(TASK DIRECTIONS)
List every line below containing "this".

(STUDY MATERIAL)
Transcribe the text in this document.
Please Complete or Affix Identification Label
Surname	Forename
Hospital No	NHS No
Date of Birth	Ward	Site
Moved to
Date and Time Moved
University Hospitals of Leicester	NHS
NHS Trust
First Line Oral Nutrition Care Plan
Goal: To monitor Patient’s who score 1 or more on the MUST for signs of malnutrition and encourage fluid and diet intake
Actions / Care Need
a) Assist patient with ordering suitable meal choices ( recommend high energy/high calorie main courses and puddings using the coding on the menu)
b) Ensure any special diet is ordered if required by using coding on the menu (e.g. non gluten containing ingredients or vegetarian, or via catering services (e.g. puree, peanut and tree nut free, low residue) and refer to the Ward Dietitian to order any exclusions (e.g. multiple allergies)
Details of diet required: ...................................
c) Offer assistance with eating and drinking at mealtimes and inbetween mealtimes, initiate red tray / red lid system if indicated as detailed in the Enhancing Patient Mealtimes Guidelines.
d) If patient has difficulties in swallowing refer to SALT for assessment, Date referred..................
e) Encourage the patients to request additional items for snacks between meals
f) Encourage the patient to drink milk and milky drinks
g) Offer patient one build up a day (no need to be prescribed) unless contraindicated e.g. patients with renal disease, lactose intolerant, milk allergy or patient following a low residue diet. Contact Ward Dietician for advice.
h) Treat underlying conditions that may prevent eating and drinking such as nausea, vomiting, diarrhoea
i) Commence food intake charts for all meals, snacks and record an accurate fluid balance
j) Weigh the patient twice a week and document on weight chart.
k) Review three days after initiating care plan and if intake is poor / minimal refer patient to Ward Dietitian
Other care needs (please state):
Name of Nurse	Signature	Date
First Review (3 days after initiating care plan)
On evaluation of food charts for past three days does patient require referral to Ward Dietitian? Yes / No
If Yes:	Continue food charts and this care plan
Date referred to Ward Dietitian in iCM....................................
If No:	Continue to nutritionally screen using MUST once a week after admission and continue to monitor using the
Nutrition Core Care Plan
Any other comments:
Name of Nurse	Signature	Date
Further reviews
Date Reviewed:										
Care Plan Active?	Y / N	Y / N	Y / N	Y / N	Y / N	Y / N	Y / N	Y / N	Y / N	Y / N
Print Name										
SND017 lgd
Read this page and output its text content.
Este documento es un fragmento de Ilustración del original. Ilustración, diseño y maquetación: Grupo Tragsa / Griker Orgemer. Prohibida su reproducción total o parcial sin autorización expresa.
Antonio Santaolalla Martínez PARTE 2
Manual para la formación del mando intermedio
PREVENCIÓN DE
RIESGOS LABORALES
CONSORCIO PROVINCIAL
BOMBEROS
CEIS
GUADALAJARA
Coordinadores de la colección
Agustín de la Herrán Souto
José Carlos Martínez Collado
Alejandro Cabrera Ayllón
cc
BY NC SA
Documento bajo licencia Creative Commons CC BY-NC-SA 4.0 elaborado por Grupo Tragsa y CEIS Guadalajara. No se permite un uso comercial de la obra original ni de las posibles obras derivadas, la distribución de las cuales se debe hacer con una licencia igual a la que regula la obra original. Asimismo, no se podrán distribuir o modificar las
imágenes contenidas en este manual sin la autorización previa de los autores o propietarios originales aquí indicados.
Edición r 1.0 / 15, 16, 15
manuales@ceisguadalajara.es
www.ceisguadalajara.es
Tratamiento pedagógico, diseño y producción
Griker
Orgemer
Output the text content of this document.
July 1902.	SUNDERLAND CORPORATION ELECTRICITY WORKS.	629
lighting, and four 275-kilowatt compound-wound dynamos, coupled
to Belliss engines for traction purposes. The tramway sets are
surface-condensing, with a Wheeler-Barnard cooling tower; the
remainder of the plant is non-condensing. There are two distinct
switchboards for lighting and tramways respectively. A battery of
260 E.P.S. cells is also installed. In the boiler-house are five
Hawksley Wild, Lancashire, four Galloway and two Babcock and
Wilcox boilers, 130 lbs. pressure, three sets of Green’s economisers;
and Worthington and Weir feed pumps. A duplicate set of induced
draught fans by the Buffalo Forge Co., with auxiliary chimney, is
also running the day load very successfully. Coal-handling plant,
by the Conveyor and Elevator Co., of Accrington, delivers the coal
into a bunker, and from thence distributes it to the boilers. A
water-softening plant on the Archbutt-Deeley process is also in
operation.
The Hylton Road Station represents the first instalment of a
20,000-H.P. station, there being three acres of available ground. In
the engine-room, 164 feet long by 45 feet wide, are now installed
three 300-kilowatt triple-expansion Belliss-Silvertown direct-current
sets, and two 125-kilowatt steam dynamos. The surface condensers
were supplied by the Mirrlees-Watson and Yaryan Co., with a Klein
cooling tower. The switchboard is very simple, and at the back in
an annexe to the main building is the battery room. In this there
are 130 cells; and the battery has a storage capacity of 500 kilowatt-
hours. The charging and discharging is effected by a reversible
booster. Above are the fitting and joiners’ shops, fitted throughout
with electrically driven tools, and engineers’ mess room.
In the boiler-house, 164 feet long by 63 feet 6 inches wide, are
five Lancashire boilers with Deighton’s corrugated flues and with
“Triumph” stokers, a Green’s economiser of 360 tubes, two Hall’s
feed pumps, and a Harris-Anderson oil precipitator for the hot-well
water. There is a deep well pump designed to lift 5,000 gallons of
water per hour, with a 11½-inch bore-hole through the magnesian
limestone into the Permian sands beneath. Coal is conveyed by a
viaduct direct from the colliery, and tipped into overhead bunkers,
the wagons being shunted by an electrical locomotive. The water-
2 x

(FINAL ANSWER)
Transcribe the text in this document.
If Yes:	Continue food charts and this care plan
Read this page and output its text content.
Output the text content of this document.
an annexe to the main building is the battery room. In this there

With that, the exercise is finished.